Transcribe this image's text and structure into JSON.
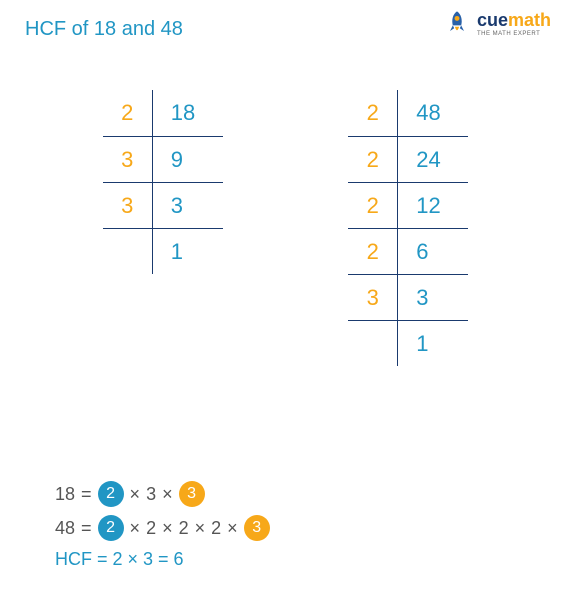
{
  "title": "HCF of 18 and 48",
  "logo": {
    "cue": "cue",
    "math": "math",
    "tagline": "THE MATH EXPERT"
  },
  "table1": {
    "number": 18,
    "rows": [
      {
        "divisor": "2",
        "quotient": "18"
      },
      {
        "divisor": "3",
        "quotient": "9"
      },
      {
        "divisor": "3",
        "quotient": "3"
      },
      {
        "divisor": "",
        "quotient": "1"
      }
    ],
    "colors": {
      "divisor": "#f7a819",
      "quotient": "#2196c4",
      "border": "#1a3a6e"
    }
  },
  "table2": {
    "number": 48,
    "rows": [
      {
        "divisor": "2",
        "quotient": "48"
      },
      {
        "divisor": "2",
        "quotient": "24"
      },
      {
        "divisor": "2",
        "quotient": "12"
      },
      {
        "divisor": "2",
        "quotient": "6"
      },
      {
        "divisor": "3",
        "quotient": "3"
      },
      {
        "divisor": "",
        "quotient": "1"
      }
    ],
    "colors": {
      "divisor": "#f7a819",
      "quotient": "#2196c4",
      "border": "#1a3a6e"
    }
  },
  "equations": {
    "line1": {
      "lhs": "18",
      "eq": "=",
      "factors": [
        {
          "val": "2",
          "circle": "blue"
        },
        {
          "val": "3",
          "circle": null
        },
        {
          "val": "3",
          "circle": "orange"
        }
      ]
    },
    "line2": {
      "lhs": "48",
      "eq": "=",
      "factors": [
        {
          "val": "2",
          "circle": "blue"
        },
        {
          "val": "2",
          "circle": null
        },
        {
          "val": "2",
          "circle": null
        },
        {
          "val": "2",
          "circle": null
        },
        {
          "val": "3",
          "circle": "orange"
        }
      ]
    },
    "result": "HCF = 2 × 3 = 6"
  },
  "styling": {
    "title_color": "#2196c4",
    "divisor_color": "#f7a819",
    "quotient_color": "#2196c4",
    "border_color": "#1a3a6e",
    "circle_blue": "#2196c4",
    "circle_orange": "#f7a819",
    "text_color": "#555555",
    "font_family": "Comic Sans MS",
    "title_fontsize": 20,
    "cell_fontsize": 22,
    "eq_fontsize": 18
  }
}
■ ■ ■ ■ ■
- **PROBLEM DETAILS**
Reproduce the listing word for word and omit its pictures.

- **RESULT OF THE EXERCISE**
Transcribe this image's text and structure into JSON.
{
  "title": "HCF of 18 and 48",
  "logo": {
    "cue": "cue",
    "math": "math",
    "tagline": "THE MATH EXPERT"
  },
  "table1": {
    "number": 18,
    "rows": [
      {
        "divisor": "2",
        "quotient": "18"
      },
      {
        "divisor": "3",
        "quotient": "9"
      },
      {
        "divisor": "3",
        "quotient": "3"
      },
      {
        "divisor": "",
        "quotient": "1"
      }
    ],
    "colors": {
      "divisor": "#f7a819",
      "quotient": "#2196c4",
      "border": "#1a3a6e"
    }
  },
  "table2": {
    "number": 48,
    "rows": [
      {
        "divisor": "2",
        "quotient": "48"
      },
      {
        "divisor": "2",
        "quotient": "24"
      },
      {
        "divisor": "2",
        "quotient": "12"
      },
      {
        "divisor": "2",
        "quotient": "6"
      },
      {
        "divisor": "3",
        "quotient": "3"
      },
      {
        "divisor": "",
        "quotient": "1"
      }
    ],
    "colors": {
      "divisor": "#f7a819",
      "quotient": "#2196c4",
      "border": "#1a3a6e"
    }
  },
  "equations": {
    "line1": {
      "lhs": "18",
      "eq": "=",
      "factors": [
        {
          "val": "2",
          "circle": "blue"
        },
        {
          "val": "3",
          "circle": null
        },
        {
          "val": "3",
          "circle": "orange"
        }
      ]
    },
    "line2": {
      "lhs": "48",
      "eq": "=",
      "factors": [
        {
          "val": "2",
          "circle": "blue"
        },
        {
          "val": "2",
          "circle": null
        },
        {
          "val": "2",
          "circle": null
        },
        {
          "val": "2",
          "circle": null
        },
        {
          "val": "3",
          "circle": "orange"
        }
      ]
    },
    "result": "HCF = 2 × 3 = 6"
  },
  "styling": {
    "title_color": "#2196c4",
    "divisor_color": "#f7a819",
    "quotient_color": "#2196c4",
    "border_color": "#1a3a6e",
    "circle_blue": "#2196c4",
    "circle_orange": "#f7a819",
    "text_color": "#555555",
    "font_family": "Comic Sans MS",
    "title_fontsize": 20,
    "cell_fontsize": 22,
    "eq_fontsize": 18
  }
}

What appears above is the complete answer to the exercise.